SET TASK - Repeat the whole of the data, keeping every detail the same.

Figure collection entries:
[start]
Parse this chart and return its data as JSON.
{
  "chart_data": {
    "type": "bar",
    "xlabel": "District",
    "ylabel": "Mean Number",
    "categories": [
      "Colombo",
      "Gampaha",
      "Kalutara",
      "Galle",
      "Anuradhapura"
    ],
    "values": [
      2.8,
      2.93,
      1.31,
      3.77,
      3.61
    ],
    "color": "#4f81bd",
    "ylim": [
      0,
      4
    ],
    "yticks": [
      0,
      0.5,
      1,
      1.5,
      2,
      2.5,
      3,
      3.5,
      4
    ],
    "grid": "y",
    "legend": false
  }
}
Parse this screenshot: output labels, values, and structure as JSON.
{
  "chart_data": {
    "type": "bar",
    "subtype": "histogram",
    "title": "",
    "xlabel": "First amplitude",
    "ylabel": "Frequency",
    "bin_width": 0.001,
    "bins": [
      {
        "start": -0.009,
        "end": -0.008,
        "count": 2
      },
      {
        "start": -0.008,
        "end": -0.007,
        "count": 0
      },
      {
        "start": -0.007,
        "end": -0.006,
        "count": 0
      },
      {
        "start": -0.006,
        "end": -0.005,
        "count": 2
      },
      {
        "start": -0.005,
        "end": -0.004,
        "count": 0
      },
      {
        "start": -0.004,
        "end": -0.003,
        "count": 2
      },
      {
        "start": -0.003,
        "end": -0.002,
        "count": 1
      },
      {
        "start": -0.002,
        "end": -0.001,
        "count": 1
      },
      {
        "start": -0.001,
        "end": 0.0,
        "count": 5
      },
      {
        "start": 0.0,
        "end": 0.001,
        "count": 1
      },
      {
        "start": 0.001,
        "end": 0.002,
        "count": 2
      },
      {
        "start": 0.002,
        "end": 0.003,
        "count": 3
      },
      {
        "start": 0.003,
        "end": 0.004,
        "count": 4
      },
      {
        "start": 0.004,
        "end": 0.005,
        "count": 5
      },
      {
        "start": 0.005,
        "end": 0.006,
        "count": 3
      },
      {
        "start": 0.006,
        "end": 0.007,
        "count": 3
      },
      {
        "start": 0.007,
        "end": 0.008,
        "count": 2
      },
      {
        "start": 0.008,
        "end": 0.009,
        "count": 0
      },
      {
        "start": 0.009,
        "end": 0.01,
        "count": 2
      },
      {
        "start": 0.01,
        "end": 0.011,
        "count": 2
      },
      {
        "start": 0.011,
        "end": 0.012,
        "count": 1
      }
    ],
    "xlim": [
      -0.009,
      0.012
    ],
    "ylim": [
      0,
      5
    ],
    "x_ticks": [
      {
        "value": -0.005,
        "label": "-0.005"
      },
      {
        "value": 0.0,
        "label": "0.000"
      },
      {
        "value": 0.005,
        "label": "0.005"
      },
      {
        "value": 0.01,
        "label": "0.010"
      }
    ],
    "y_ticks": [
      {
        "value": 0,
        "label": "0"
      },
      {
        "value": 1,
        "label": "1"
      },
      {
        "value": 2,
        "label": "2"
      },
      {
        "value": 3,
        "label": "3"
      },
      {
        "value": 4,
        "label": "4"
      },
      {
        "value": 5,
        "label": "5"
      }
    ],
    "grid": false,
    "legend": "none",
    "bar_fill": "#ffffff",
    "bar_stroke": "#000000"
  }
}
[end]
EXERCISE OUTPUT -
Parse this chart and return its data as JSON.
{
  "chart_data": {
    "type": "bar",
    "xlabel": "District",
    "ylabel": "Mean Number",
    "categories": [
      "Colombo",
      "Gampaha",
      "Kalutara",
      "Galle",
      "Anuradhapura"
    ],
    "values": [
      2.8,
      2.93,
      1.31,
      3.77,
      3.61
    ],
    "color": "#4f81bd",
    "ylim": [
      0,
      4
    ],
    "yticks": [
      0,
      0.5,
      1,
      1.5,
      2,
      2.5,
      3,
      3.5,
      4
    ],
    "grid": "y",
    "legend": false
  }
}
Parse this screenshot: output labels, values, and structure as JSON.
{
  "chart_data": {
    "type": "bar",
    "subtype": "histogram",
    "title": "",
    "xlabel": "First amplitude",
    "ylabel": "Frequency",
    "bin_width": 0.001,
    "bins": [
      {
        "start": -0.009,
        "end": -0.008,
        "count": 2
      },
      {
        "start": -0.008,
        "end": -0.007,
        "count": 0
      },
      {
        "start": -0.007,
        "end": -0.006,
        "count": 0
      },
      {
        "start": -0.006,
        "end": -0.005,
        "count": 2
      },
      {
        "start": -0.005,
        "end": -0.004,
        "count": 0
      },
      {
        "start": -0.004,
        "end": -0.003,
        "count": 2
      },
      {
        "start": -0.003,
        "end": -0.002,
        "count": 1
      },
      {
        "start": -0.002,
        "end": -0.001,
        "count": 1
      },
      {
        "start": -0.001,
        "end": 0.0,
        "count": 5
      },
      {
        "start": 0.0,
        "end": 0.001,
        "count": 1
      },
      {
        "start": 0.001,
        "end": 0.002,
        "count": 2
      },
      {
        "start": 0.002,
        "end": 0.003,
        "count": 3
      },
      {
        "start": 0.003,
        "end": 0.004,
        "count": 4
      },
      {
        "start": 0.004,
        "end": 0.005,
        "count": 5
      },
      {
        "start": 0.005,
        "end": 0.006,
        "count": 3
      },
      {
        "start": 0.006,
        "end": 0.007,
        "count": 3
      },
      {
        "start": 0.007,
        "end": 0.008,
        "count": 2
      },
      {
        "start": 0.008,
        "end": 0.009,
        "count": 0
      },
      {
        "start": 0.009,
        "end": 0.01,
        "count": 2
      },
      {
        "start": 0.01,
        "end": 0.011,
        "count": 2
      },
      {
        "start": 0.011,
        "end": 0.012,
        "count": 1
      }
    ],
    "xlim": [
      -0.009,
      0.012
    ],
    "ylim": [
      0,
      5
    ],
    "x_ticks": [
      {
        "value": -0.005,
        "label": "-0.005"
      },
      {
        "value": 0.0,
        "label": "0.000"
      },
      {
        "value": 0.005,
        "label": "0.005"
      },
      {
        "value": 0.01,
        "label": "0.010"
      }
    ],
    "y_ticks": [
      {
        "value": 0,
        "label": "0"
      },
      {
        "value": 1,
        "label": "1"
      },
      {
        "value": 2,
        "label": "2"
      },
      {
        "value": 3,
        "label": "3"
      },
      {
        "value": 4,
        "label": "4"
      },
      {
        "value": 5,
        "label": "5"
      }
    ],
    "grid": false,
    "legend": "none",
    "bar_fill": "#ffffff",
    "bar_stroke": "#000000"
  }
}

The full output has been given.